On Mon, May 04, 2015 at 12:33:38PM -0700, Richard Henderson wrote:
> (1) Each target defines a set of constraint strings,

> (2) A new target hook post-processes the asm_insn, looking for the
>     new constraint strings.  The hook expands the condition prescribed
>     by the string, adjusting the asm_insn as required.

Since it is pre-processed, there is no real reason to overlap this with
the constraints namespace; we could have e.g. "=@[xy]" (and "@[xy]" for
inputs) mean the target needs to do some "xy" transform here.

>   Note that the output constraints are adjusted to a single internal "=j_"
>   which would match the flags register in any mode.  We can collapse
>   several output flags to a single set of the flags hard register.

Many targets would use an already existing contraint that describes the
flags.  Targets that need a fixed register could just insert the hard
register here as far as I see?  (I'm assuming this happens at expand time).

> (3) Note that ppc is both easier and more complicated.

PROBLEMS AND TASKS -
**1)** Answer these from the email about asm constraint strings:
(a) According to the quoted text, to what single internal constraint are the output constraints adjusted?
(b) What notation does the reply propose for inputs?
(c) At what point does the reply assume this processing happens?
**2)** Transcribe the email about asm constraint strings word for word, starting with "On Mon, May" and going on through "flags hard register.".
**3)** Continue the email about asm constraint strings from its last line.

COLLECTED MATERIAL -
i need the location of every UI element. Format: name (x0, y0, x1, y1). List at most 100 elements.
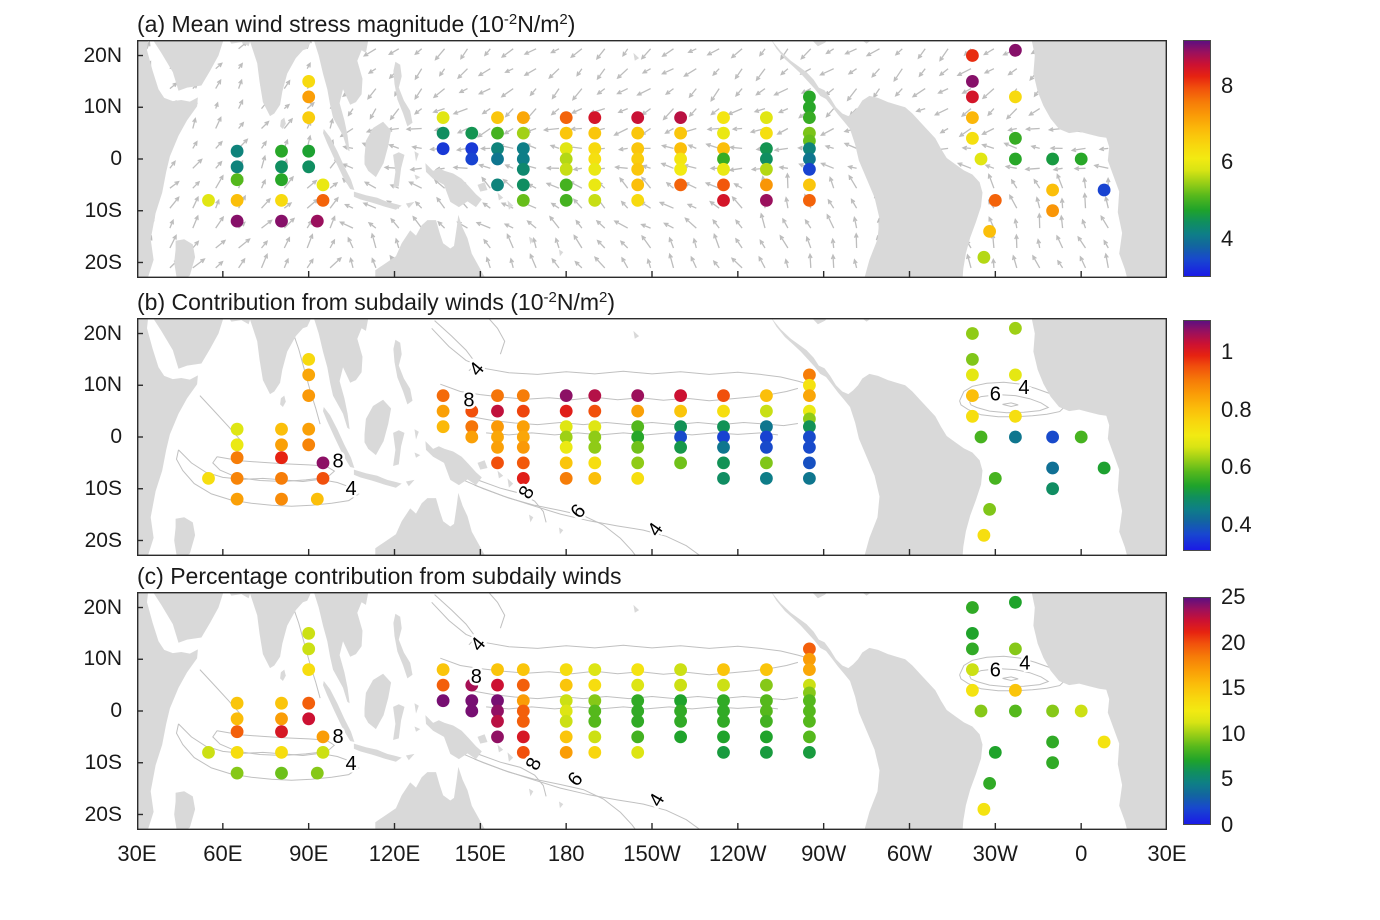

PER-TASK ANSWERS -
**1)**
(a) "=j_"
(b) "@[xy]"
(c) At expand time.

**2)**
On Mon, May 04, 2015 at 12:33:38PM -0700, Richard Henderson wrote:
> (1) Each target defines a set of constraint strings,

> (2) A new target hook post-processes the asm_insn, looking for the
>     new constraint strings.  The hook expands the condition prescribed
>     by the string, adjusting the asm_insn as required.

Since it is pre-processed, there is no real reason to overlap this with
the constraints namespace; we could have e.g. "=@[xy]" (and "@[xy]" for
inputs) mean the target needs to do some "xy" transform here.

>   Note that the output constraints are adjusted to a single internal "=j_"
>   which would match the flags register in any mode.  We can collapse
>   several output flags to a single set of the flags hard register.

**3)**
> 
>   There we have 8 4-bit registers, although most of the integer
>   non-comparisons only write to CR0.  And the vector non-comparisons
>   only write to CR1, though of course that's of less interest in the
>   context of kernel code.
> 
>   For the purposes of cr0, the same scheme could certainly work, although
>   the hook would not insert a hard register use, but rather a pseudo to
>   be allocated to cr0 (constaint "x").

And "y" for "any CR field".

>   That said, it's my understanding that "dot insns", setting cr0 are
>   expensive in current processor generations.

They are not.  (Cell BE is not "current" :-) )

PowerPC also has some other bits (the carry bit for example, CA) that
could be usefully exposed via this mechanism.

> Can anyone think of any drawbacks, pitfalls, or portability issues to less
> popular targets that I havn't considered?

I don't like co-opting the constraint names for this; other than that, it
looks quite good :-)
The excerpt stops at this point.